■ Working data ■

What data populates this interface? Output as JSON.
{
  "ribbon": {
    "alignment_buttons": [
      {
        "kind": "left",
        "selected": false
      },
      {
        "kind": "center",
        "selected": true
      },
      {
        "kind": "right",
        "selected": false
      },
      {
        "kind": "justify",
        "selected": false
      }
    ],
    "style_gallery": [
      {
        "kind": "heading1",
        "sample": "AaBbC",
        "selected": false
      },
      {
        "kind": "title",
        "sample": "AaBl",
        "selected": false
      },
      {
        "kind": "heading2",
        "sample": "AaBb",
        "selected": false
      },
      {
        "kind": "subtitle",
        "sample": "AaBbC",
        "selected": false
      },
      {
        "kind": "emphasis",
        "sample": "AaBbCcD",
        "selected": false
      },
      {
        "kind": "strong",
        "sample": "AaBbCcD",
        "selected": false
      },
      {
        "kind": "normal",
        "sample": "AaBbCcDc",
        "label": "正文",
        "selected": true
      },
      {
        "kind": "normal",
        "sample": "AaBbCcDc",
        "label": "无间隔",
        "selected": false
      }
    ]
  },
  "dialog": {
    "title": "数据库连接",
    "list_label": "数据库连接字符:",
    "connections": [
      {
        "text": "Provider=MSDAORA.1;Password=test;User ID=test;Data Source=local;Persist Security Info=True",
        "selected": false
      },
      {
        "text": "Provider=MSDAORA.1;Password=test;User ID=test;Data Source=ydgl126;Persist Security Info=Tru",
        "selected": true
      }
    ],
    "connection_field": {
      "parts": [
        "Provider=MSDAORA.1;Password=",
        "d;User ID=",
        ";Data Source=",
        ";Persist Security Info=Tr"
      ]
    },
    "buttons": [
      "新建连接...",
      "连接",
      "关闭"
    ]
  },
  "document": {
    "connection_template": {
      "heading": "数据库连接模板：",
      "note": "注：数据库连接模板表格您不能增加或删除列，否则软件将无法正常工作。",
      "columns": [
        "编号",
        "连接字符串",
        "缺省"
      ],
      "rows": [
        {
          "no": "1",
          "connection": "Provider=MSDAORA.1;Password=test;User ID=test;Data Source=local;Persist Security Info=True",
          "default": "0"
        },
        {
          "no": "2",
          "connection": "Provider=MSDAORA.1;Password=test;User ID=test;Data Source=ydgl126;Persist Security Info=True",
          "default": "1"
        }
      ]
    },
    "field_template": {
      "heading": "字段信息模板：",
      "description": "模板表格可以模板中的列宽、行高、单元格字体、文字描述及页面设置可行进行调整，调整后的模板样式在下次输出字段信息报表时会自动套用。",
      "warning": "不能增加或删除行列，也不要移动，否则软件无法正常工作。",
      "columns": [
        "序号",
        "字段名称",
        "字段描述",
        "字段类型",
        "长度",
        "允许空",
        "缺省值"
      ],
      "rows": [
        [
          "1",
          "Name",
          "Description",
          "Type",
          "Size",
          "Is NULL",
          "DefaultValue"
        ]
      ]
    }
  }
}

■ Goal ■
Give the records above again, word for word.

■ Correct result ■
What data populates this interface? Output as JSON.
{
  "ribbon": {
    "alignment_buttons": [
      {
        "kind": "left",
        "selected": false
      },
      {
        "kind": "center",
        "selected": true
      },
      {
        "kind": "right",
        "selected": false
      },
      {
        "kind": "justify",
        "selected": false
      }
    ],
    "style_gallery": [
      {
        "kind": "heading1",
        "sample": "AaBbC",
        "selected": false
      },
      {
        "kind": "title",
        "sample": "AaBl",
        "selected": false
      },
      {
        "kind": "heading2",
        "sample": "AaBb",
        "selected": false
      },
      {
        "kind": "subtitle",
        "sample": "AaBbC",
        "selected": false
      },
      {
        "kind": "emphasis",
        "sample": "AaBbCcD",
        "selected": false
      },
      {
        "kind": "strong",
        "sample": "AaBbCcD",
        "selected": false
      },
      {
        "kind": "normal",
        "sample": "AaBbCcDc",
        "label": "正文",
        "selected": true
      },
      {
        "kind": "normal",
        "sample": "AaBbCcDc",
        "label": "无间隔",
        "selected": false
      }
    ]
  },
  "dialog": {
    "title": "数据库连接",
    "list_label": "数据库连接字符:",
    "connections": [
      {
        "text": "Provider=MSDAORA.1;Password=test;User ID=test;Data Source=local;Persist Security Info=True",
        "selected": false
      },
      {
        "text": "Provider=MSDAORA.1;Password=test;User ID=test;Data Source=ydgl126;Persist Security Info=Tru",
        "selected": true
      }
    ],
    "connection_field": {
      "parts": [
        "Provider=MSDAORA.1;Password=",
        "d;User ID=",
        ";Data Source=",
        ";Persist Security Info=Tr"
      ]
    },
    "buttons": [
      "新建连接...",
      "连接",
      "关闭"
    ]
  },
  "document": {
    "connection_template": {
      "heading": "数据库连接模板：",
      "note": "注：数据库连接模板表格您不能增加或删除列，否则软件将无法正常工作。",
      "columns": [
        "编号",
        "连接字符串",
        "缺省"
      ],
      "rows": [
        {
          "no": "1",
          "connection": "Provider=MSDAORA.1;Password=test;User ID=test;Data Source=local;Persist Security Info=True",
          "default": "0"
        },
        {
          "no": "2",
          "connection": "Provider=MSDAORA.1;Password=test;User ID=test;Data Source=ydgl126;Persist Security Info=True",
          "default": "1"
        }
      ]
    },
    "field_template": {
      "heading": "字段信息模板：",
      "description": "模板表格可以模板中的列宽、行高、单元格字体、文字描述及页面设置可行进行调整，调整后的模板样式在下次输出字段信息报表时会自动套用。",
      "warning": "不能增加或删除行列，也不要移动，否则软件无法正常工作。",
      "columns": [
        "序号",
        "字段名称",
        "字段描述",
        "字段类型",
        "长度",
        "允许空",
        "缺省值"
      ],
      "rows": [
        [
          "1",
          "Name",
          "Description",
          "Type",
          "Size",
          "Is NULL",
          "DefaultValue"
        ]
      ]
    }
  }
}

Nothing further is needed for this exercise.